In the entries below, filter for the word "Fusion" and copy every matching line.
[[ Provided records open ]]
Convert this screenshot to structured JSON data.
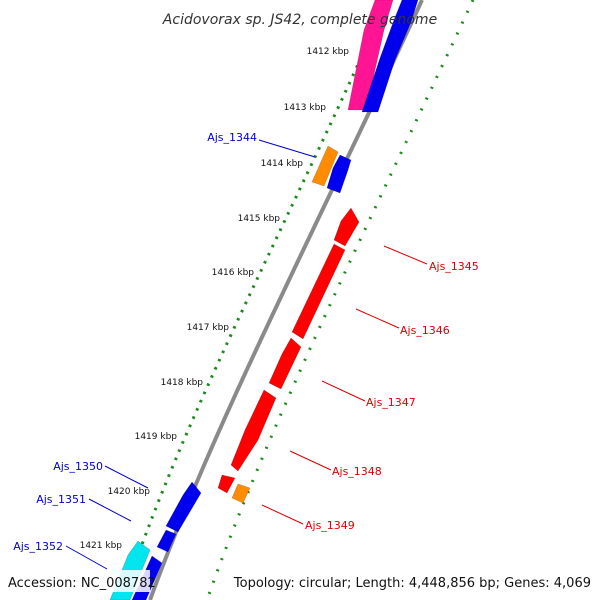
{
  "title": "Acidovorax sp. JS42, complete genome",
  "accession_text": "Accession: NC_008782",
  "summary_text": "Topology: circular; Length: 4,448,856 bp; Genes: 4,069",
  "colors": {
    "backbone": "#8a8a8a",
    "tick_dots": "#1a8a1a",
    "forward_label": "#0000cc",
    "reverse_label": "#dd0000",
    "blue": "#0000ee",
    "red": "#ff0000",
    "orange": "#ff8c00",
    "magenta": "#ff1493",
    "cyan": "#00e5ee"
  },
  "scale_labels": [
    {
      "kbp": 1412,
      "text": "1412 kbp"
    },
    {
      "kbp": 1413,
      "text": "1413 kbp"
    },
    {
      "kbp": 1414,
      "text": "1414 kbp"
    },
    {
      "kbp": 1415,
      "text": "1415 kbp"
    },
    {
      "kbp": 1416,
      "text": "1416 kbp"
    },
    {
      "kbp": 1417,
      "text": "1417 kbp"
    },
    {
      "kbp": 1418,
      "text": "1418 kbp"
    },
    {
      "kbp": 1419,
      "text": "1419 kbp"
    },
    {
      "kbp": 1420,
      "text": "1420 kbp"
    },
    {
      "kbp": 1421,
      "text": "1421 kbp"
    }
  ],
  "gene_labels": [
    {
      "name": "Ajs_1344",
      "strand": "forward"
    },
    {
      "name": "Ajs_1345",
      "strand": "reverse"
    },
    {
      "name": "Ajs_1346",
      "strand": "reverse"
    },
    {
      "name": "Ajs_1347",
      "strand": "reverse"
    },
    {
      "name": "Ajs_1348",
      "strand": "reverse"
    },
    {
      "name": "Ajs_1349",
      "strand": "reverse"
    },
    {
      "name": "Ajs_1350",
      "strand": "forward"
    },
    {
      "name": "Ajs_1351",
      "strand": "forward"
    },
    {
      "name": "Ajs_1352",
      "strand": "forward"
    }
  ]
}
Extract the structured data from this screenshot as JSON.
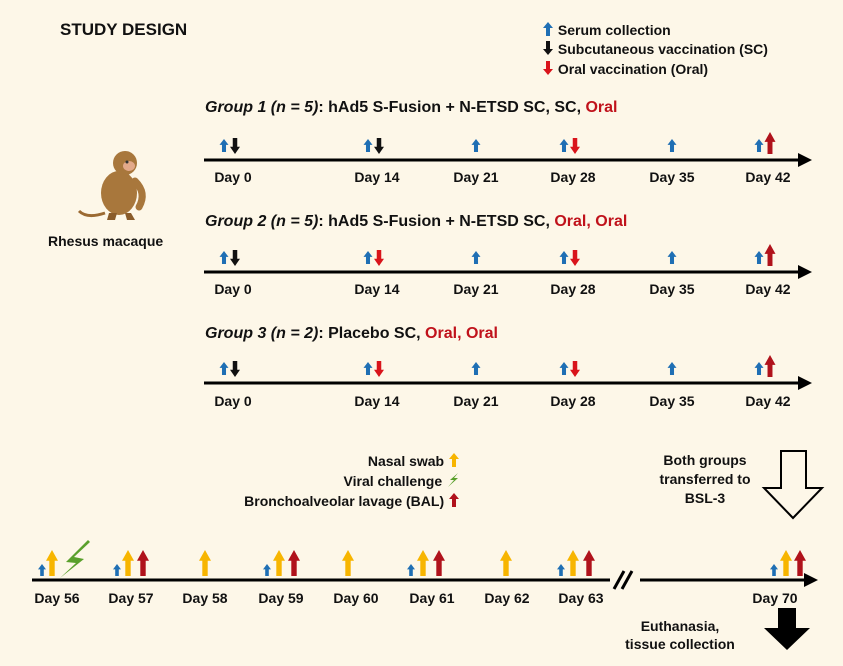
{
  "title": "STUDY DESIGN",
  "legend": {
    "serum": "Serum collection",
    "sc": "Subcutaneous vaccination (SC)",
    "oral": "Oral vaccination (Oral)"
  },
  "colors": {
    "serum": "#1f6fb4",
    "sc": "#111111",
    "oral": "#d9141b",
    "nasal": "#f7b500",
    "bal": "#b0121b",
    "challenge": "#5aa02c",
    "text_red": "#c0121b"
  },
  "animal": {
    "label": "Rhesus macaque",
    "icon": "monkey-icon"
  },
  "groups": [
    {
      "title_italic": "Group 1 (n = 5)",
      "title_plain": ": hAd5 S-Fusion + N-ETSD SC, SC, ",
      "title_red": "Oral"
    },
    {
      "title_italic": "Group 2 (n = 5)",
      "title_plain": ": hAd5 S-Fusion + N-ETSD SC, ",
      "title_red": "Oral, Oral"
    },
    {
      "title_italic": "Group 3 (n = 2)",
      "title_plain": ": Placebo SC, ",
      "title_red": "Oral, Oral"
    }
  ],
  "vaccination_days": [
    "Day 0",
    "Day 14",
    "Day 21",
    "Day 28",
    "Day 35",
    "Day 42"
  ],
  "challenge_legend": {
    "nasal": "Nasal swab",
    "viral": "Viral challenge",
    "bal": "Bronchoalveolar lavage (BAL)"
  },
  "transfer_note": [
    "Both groups",
    "transferred to",
    "BSL-3"
  ],
  "challenge_days": [
    "Day 56",
    "Day 57",
    "Day 58",
    "Day 59",
    "Day 60",
    "Day 61",
    "Day 62",
    "Day 63",
    "Day 70"
  ],
  "euthanasia_note": [
    "Euthanasia,",
    "tissue collection"
  ]
}
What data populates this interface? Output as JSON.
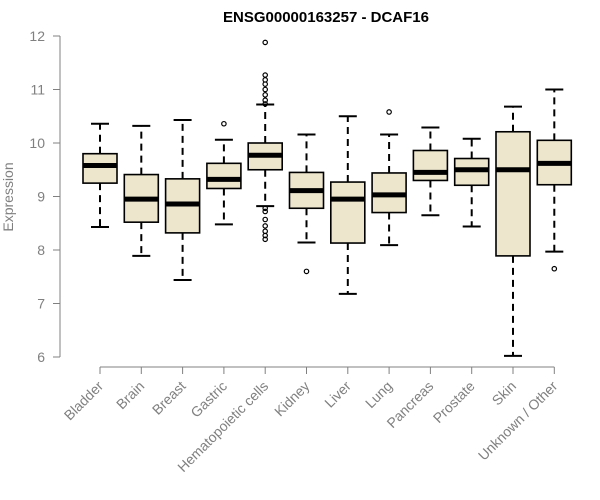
{
  "chart_data": {
    "type": "boxplot",
    "title": "ENSG00000163257 - DCAF16",
    "xlabel": "",
    "ylabel": "Expression",
    "ylim": [
      6,
      12
    ],
    "yticks": [
      "6",
      "7",
      "8",
      "9",
      "10",
      "11",
      "12"
    ],
    "grid": false,
    "colors": {
      "box_fill": "#ede6cd",
      "box_stroke": "#000000",
      "median": "#000000",
      "axis": "#808080",
      "text": "#808080",
      "title": "#000000"
    },
    "categories": [
      "Bladder",
      "Brain",
      "Breast",
      "Gastric",
      "Hematopoietic cells",
      "Kidney",
      "Liver",
      "Lung",
      "Pancreas",
      "Prostate",
      "Skin",
      "Unknown / Other"
    ],
    "boxes": [
      {
        "name": "Bladder",
        "whisker_low": 8.43,
        "q1": 9.25,
        "median": 9.58,
        "q3": 9.8,
        "whisker_high": 10.36,
        "outliers": []
      },
      {
        "name": "Brain",
        "whisker_low": 7.89,
        "q1": 8.52,
        "median": 8.95,
        "q3": 9.41,
        "whisker_high": 10.32,
        "outliers": []
      },
      {
        "name": "Breast",
        "whisker_low": 7.44,
        "q1": 8.32,
        "median": 8.86,
        "q3": 9.33,
        "whisker_high": 10.43,
        "outliers": []
      },
      {
        "name": "Gastric",
        "whisker_low": 8.48,
        "q1": 9.15,
        "median": 9.32,
        "q3": 9.62,
        "whisker_high": 10.06,
        "outliers": [
          10.36
        ]
      },
      {
        "name": "Hematopoietic cells",
        "whisker_low": 8.82,
        "q1": 9.5,
        "median": 9.77,
        "q3": 10.0,
        "whisker_high": 10.72,
        "outliers": [
          8.2,
          8.27,
          8.35,
          8.45,
          8.57,
          8.72,
          8.78,
          10.73,
          10.8,
          10.9,
          11.0,
          11.1,
          11.18,
          11.27,
          11.88
        ]
      },
      {
        "name": "Kidney",
        "whisker_low": 8.14,
        "q1": 8.78,
        "median": 9.11,
        "q3": 9.45,
        "whisker_high": 10.16,
        "outliers": [
          7.6
        ]
      },
      {
        "name": "Liver",
        "whisker_low": 7.18,
        "q1": 8.13,
        "median": 8.95,
        "q3": 9.27,
        "whisker_high": 10.5,
        "outliers": []
      },
      {
        "name": "Lung",
        "whisker_low": 8.09,
        "q1": 8.7,
        "median": 9.03,
        "q3": 9.44,
        "whisker_high": 10.16,
        "outliers": [
          10.58
        ]
      },
      {
        "name": "Pancreas",
        "whisker_low": 8.65,
        "q1": 9.3,
        "median": 9.45,
        "q3": 9.86,
        "whisker_high": 10.29,
        "outliers": []
      },
      {
        "name": "Prostate",
        "whisker_low": 8.44,
        "q1": 9.21,
        "median": 9.5,
        "q3": 9.71,
        "whisker_high": 10.08,
        "outliers": []
      },
      {
        "name": "Skin",
        "whisker_low": 6.02,
        "q1": 7.89,
        "median": 9.5,
        "q3": 10.21,
        "whisker_high": 10.68,
        "outliers": []
      },
      {
        "name": "Unknown / Other",
        "whisker_low": 7.97,
        "q1": 9.22,
        "median": 9.62,
        "q3": 10.05,
        "whisker_high": 11.0,
        "outliers": [
          7.65
        ]
      }
    ]
  }
}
[[ Provided records closed ]]
= Completed task =
      "title_plain": ": hAd5 S-Fusion + N-ETSD SC, SC, ",
      "title_plain": ": hAd5 S-Fusion + N-ETSD SC, ",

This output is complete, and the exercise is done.